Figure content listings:

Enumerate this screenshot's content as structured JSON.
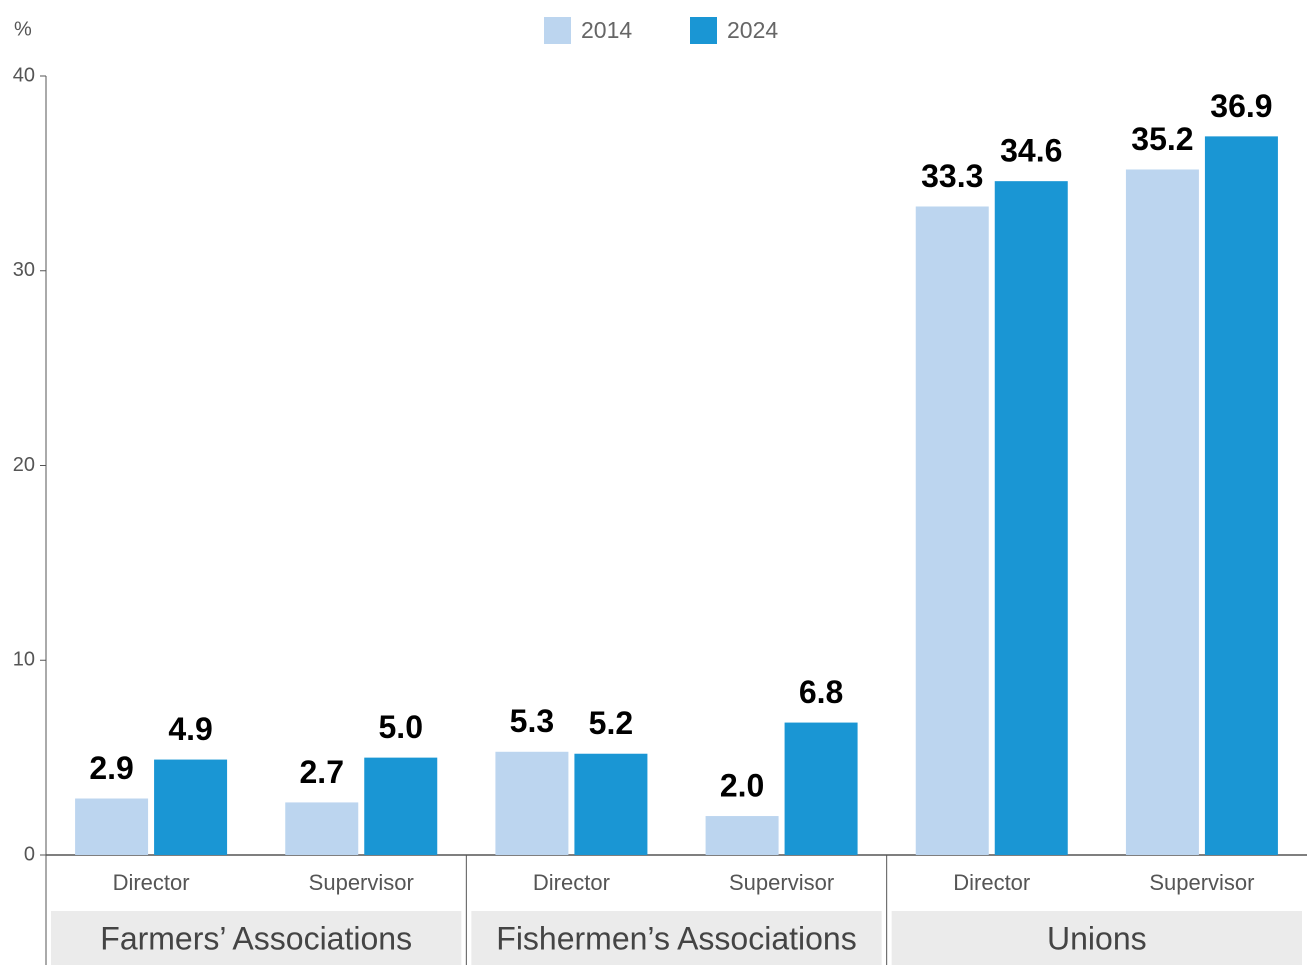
{
  "chart_data": {
    "type": "bar",
    "y_axis_label": "%",
    "categories": [
      "Director",
      "Supervisor",
      "Director",
      "Supervisor",
      "Director",
      "Supervisor"
    ],
    "groups": [
      "Farmers’ Associations",
      "Fishermen’s Associations",
      "Unions"
    ],
    "series": [
      {
        "name": "2014",
        "color": "#bcd5ef",
        "values": [
          2.9,
          2.7,
          5.3,
          2.0,
          33.3,
          35.2
        ],
        "value_labels": [
          "2.9",
          "2.7",
          "5.3",
          "2.0",
          "33.3",
          "35.2"
        ]
      },
      {
        "name": "2024",
        "color": "#1a96d4",
        "values": [
          4.9,
          5.0,
          5.2,
          6.8,
          34.6,
          36.9
        ],
        "value_labels": [
          "4.9",
          "5.0",
          "5.2",
          "6.8",
          "34.6",
          "36.9"
        ]
      }
    ],
    "ylim": [
      0,
      40
    ],
    "yticks": [
      0,
      10,
      20,
      30,
      40
    ],
    "legend": "top"
  }
}
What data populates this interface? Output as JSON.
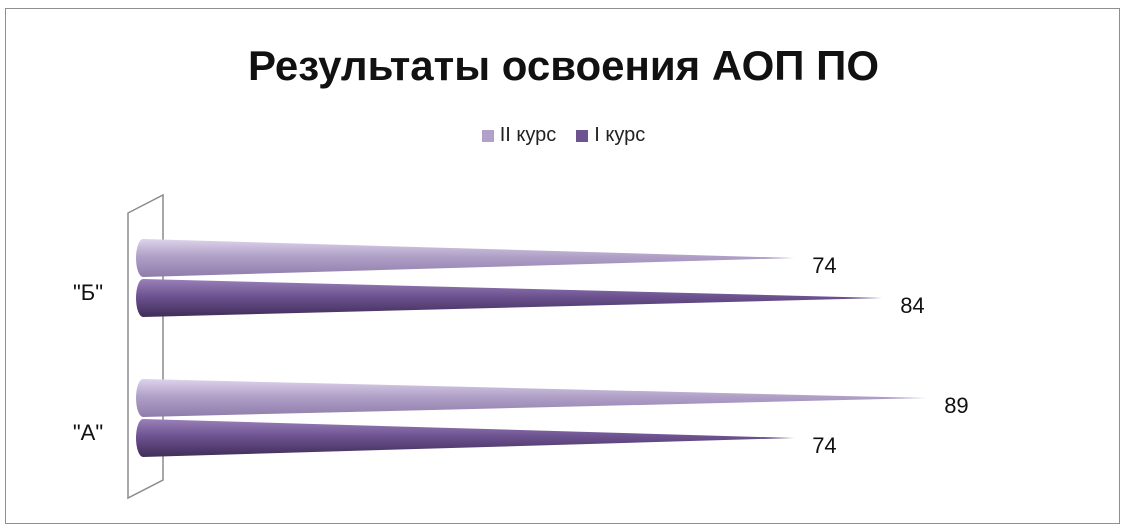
{
  "chart_data": {
    "type": "bar",
    "orientation": "horizontal",
    "style": "3d-cone",
    "title": "Результаты освоения АОП ПО",
    "categories": [
      "\"А\"",
      "\"Б\""
    ],
    "series": [
      {
        "name": "I курс",
        "values": [
          74,
          84
        ],
        "color": "#6e5391"
      },
      {
        "name": "II курс",
        "values": [
          89,
          74
        ],
        "color": "#b1a1c8"
      }
    ],
    "legend_order": [
      "II курс",
      "I курс"
    ],
    "legend_position": "top",
    "xlim": [
      0,
      100
    ],
    "grid": false,
    "data_labels": true
  }
}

- [EXERCISE OBJECTIVE]:
Print once more, exactly, the lines from the one with "What data populates" through the last line of the data, both ends included, without any pictures.

- [EXERCISE SOLUTION]:
What data populates this interface? Output as JSON.
{
  "chart_data": {
    "type": "bar",
    "orientation": "horizontal",
    "style": "3d-cone",
    "title": "Результаты освоения АОП ПО",
    "categories": [
      "\"А\"",
      "\"Б\""
    ],
    "series": [
      {
        "name": "I курс",
        "values": [
          74,
          84
        ],
        "color": "#6e5391"
      },
      {
        "name": "II курс",
        "values": [
          89,
          74
        ],
        "color": "#b1a1c8"
      }
    ],
    "legend_order": [
      "II курс",
      "I курс"
    ],
    "legend_position": "top",
    "xlim": [
      0,
      100
    ],
    "grid": false,
    "data_labels": true
  }
}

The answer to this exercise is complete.